>> start DATA ENTRIES

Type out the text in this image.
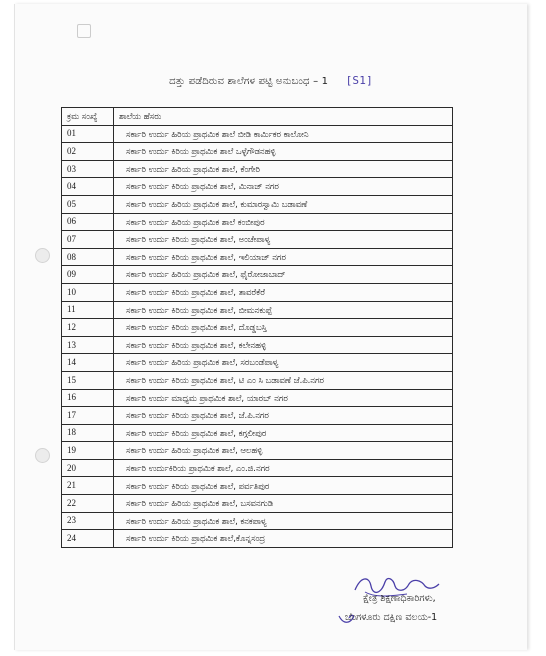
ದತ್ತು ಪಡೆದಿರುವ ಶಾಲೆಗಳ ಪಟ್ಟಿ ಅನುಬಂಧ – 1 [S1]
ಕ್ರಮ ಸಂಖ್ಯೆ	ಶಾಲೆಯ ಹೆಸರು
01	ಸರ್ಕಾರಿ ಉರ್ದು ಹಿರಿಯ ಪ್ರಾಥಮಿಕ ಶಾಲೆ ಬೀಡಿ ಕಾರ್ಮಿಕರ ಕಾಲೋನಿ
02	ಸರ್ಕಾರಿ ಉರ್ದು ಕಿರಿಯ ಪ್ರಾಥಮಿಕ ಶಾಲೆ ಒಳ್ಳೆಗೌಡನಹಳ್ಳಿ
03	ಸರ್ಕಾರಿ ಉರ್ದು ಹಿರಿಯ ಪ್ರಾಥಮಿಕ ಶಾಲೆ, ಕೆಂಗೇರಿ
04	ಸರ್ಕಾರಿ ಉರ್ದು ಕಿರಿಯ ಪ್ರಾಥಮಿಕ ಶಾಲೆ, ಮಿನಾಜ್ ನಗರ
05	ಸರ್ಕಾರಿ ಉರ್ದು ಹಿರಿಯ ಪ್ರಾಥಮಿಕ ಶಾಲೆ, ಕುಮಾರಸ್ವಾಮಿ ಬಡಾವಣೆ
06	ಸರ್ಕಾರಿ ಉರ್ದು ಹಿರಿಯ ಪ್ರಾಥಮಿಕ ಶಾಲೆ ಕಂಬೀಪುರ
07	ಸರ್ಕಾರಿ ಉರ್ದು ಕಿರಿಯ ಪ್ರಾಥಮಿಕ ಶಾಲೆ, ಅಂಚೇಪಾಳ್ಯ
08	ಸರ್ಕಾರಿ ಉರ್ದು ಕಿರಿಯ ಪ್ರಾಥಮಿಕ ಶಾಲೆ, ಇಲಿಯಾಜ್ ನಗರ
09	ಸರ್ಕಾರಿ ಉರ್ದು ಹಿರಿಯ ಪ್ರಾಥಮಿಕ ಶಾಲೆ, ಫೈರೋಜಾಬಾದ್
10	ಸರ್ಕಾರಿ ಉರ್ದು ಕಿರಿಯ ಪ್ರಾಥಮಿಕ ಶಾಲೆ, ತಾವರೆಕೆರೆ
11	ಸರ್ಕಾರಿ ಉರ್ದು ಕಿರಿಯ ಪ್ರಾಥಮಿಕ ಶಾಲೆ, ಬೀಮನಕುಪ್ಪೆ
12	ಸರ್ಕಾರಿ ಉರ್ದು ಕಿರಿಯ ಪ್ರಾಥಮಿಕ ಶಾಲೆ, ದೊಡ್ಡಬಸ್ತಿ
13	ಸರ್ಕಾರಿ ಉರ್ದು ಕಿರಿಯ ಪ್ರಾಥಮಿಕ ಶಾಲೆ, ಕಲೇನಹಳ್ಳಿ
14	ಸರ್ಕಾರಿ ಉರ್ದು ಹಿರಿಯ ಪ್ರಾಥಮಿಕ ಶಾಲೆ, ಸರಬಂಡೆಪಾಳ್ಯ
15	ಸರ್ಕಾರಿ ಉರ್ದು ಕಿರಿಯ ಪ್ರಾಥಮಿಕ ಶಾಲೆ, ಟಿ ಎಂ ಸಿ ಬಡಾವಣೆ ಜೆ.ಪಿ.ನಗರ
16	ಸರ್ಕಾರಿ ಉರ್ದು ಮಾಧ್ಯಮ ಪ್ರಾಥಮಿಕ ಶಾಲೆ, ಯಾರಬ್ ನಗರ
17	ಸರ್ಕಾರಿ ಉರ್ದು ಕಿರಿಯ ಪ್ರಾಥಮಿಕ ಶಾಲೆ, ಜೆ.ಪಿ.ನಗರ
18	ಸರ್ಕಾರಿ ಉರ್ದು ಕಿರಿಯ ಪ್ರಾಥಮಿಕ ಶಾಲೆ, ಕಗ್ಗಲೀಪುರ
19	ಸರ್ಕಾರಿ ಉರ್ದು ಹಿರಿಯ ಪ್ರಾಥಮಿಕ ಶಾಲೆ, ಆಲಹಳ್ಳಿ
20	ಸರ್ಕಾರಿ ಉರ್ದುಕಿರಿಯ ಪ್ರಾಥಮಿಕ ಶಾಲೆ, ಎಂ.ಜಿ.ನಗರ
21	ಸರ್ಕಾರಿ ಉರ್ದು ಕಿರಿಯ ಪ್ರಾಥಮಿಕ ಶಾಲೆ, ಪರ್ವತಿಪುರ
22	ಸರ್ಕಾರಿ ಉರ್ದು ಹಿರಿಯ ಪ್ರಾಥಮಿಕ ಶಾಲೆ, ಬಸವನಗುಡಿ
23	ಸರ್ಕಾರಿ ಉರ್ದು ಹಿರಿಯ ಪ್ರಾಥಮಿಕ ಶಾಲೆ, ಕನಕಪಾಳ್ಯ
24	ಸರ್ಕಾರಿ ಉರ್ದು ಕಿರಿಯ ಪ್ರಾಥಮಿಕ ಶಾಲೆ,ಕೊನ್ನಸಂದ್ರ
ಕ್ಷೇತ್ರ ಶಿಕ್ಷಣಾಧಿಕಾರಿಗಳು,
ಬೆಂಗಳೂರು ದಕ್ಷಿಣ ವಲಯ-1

>> end DATA ENTRIES
>> start DATA ENTRIES

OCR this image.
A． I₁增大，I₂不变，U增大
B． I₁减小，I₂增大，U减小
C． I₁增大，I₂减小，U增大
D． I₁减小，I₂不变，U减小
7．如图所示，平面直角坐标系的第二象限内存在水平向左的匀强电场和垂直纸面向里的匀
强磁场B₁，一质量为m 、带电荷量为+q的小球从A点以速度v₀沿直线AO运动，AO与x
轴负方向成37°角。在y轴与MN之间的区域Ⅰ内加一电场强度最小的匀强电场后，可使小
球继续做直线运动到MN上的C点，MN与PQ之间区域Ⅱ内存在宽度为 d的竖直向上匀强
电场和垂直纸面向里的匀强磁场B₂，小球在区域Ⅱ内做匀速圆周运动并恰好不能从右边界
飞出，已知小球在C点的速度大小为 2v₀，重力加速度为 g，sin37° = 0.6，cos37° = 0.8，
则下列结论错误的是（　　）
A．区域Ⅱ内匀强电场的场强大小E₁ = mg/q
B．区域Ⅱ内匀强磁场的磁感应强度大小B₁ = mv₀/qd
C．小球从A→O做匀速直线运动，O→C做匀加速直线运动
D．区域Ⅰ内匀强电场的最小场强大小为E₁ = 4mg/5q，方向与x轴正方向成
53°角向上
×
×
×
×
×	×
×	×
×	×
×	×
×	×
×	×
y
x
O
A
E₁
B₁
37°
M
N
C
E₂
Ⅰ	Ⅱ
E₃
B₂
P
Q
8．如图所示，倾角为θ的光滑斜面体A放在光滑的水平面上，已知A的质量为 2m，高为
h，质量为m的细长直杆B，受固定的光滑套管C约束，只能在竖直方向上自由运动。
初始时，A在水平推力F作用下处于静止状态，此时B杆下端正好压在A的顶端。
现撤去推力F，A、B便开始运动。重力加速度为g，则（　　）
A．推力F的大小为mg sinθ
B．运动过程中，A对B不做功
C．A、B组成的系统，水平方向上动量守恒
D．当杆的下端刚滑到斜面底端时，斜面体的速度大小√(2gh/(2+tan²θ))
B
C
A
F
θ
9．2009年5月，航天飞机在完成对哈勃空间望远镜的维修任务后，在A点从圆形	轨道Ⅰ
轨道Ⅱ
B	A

>> end DATA ENTRIES

(GOAL):
Scan the material above for the word "如图所示". Copy each line where it occurs.

(ANSWER TO THE TASK):
7．如图所示，平面直角坐标系的第二象限内存在水平向左的匀强电场和垂直纸面向里的匀
8．如图所示，倾角为θ的光滑斜面体A放在光滑的水平面上，已知A的质量为 2m，高为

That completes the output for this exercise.